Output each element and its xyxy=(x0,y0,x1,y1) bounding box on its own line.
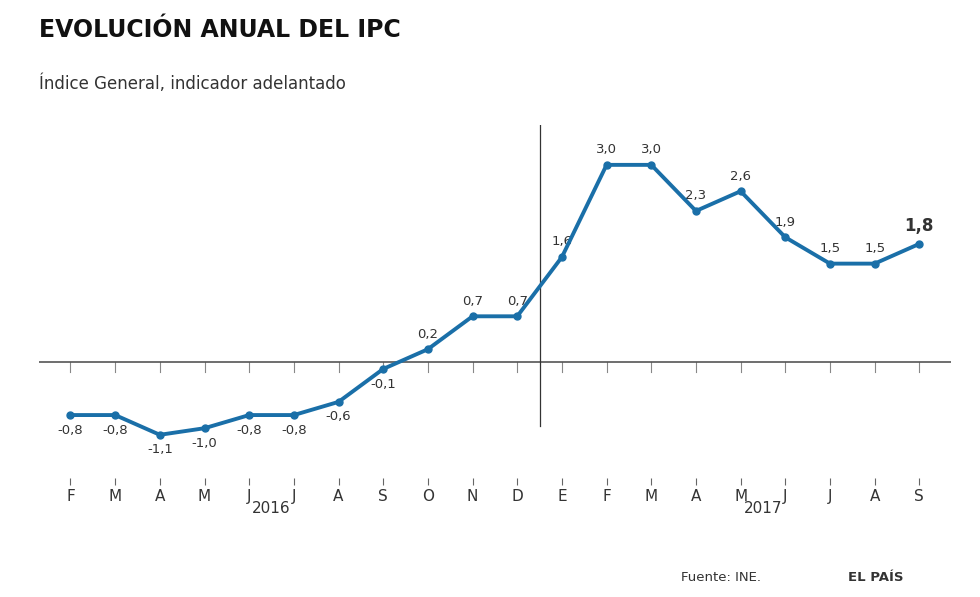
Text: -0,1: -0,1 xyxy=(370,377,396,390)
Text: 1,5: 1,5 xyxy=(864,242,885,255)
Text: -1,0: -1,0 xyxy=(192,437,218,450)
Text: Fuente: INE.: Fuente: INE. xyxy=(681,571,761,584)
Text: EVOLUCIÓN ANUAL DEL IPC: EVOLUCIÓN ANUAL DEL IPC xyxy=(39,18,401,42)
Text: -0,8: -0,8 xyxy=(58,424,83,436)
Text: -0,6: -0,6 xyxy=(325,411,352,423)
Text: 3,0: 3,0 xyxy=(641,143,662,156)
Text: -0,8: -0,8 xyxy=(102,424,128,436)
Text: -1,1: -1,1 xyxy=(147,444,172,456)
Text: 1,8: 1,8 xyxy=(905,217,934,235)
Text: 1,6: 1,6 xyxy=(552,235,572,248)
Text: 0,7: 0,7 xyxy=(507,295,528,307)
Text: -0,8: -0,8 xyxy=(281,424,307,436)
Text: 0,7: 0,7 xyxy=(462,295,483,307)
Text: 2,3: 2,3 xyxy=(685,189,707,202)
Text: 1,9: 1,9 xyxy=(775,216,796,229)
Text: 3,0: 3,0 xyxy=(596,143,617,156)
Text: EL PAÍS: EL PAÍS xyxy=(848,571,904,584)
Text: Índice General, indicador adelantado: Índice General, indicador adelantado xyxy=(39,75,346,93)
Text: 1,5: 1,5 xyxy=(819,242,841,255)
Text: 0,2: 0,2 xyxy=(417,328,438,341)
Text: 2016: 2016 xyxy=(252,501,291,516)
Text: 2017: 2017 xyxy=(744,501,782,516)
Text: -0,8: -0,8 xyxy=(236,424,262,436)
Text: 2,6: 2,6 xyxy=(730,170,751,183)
——————————
▶ _Problem requirements_:
Can you lay out the lines from the one with "Text: -0,1: -0,1 xyxy=(370,377,396,390)" to the one with "Text: 3,0: 3,0 xyxy=(596,143,617,156)" as a JSON list of strings, one string per line, leaving out any blank lines?

▶ _Result of the exercise_:
[
  "Text: -0,1: -0,1 xyxy=(370,377,396,390)",
  "Text: 1,5: 1,5 xyxy=(864,242,885,255)",
  "Text: -1,0: -1,0 xyxy=(192,437,218,450)",
  "Text: Fuente: INE.: Fuente: INE. xyxy=(681,571,761,584)",
  "Text: EVOLUCIÓN ANUAL DEL IPC: EVOLUCIÓN ANUAL DEL IPC xyxy=(39,18,401,42)",
  "Text: -0,8: -0,8 xyxy=(58,424,83,436)",
  "Text: -0,6: -0,6 xyxy=(325,411,352,423)",
  "Text: 3,0: 3,0 xyxy=(641,143,662,156)",
  "Text: -0,8: -0,8 xyxy=(102,424,128,436)",
  "Text: -1,1: -1,1 xyxy=(147,444,172,456)",
  "Text: 1,8: 1,8 xyxy=(905,217,934,235)",
  "Text: 1,6: 1,6 xyxy=(552,235,572,248)",
  "Text: 0,7: 0,7 xyxy=(507,295,528,307)",
  "Text: -0,8: -0,8 xyxy=(281,424,307,436)",
  "Text: 0,7: 0,7 xyxy=(462,295,483,307)",
  "Text: 2,3: 2,3 xyxy=(685,189,707,202)",
  "Text: 1,9: 1,9 xyxy=(775,216,796,229)",
  "Text: 3,0: 3,0 xyxy=(596,143,617,156)"
]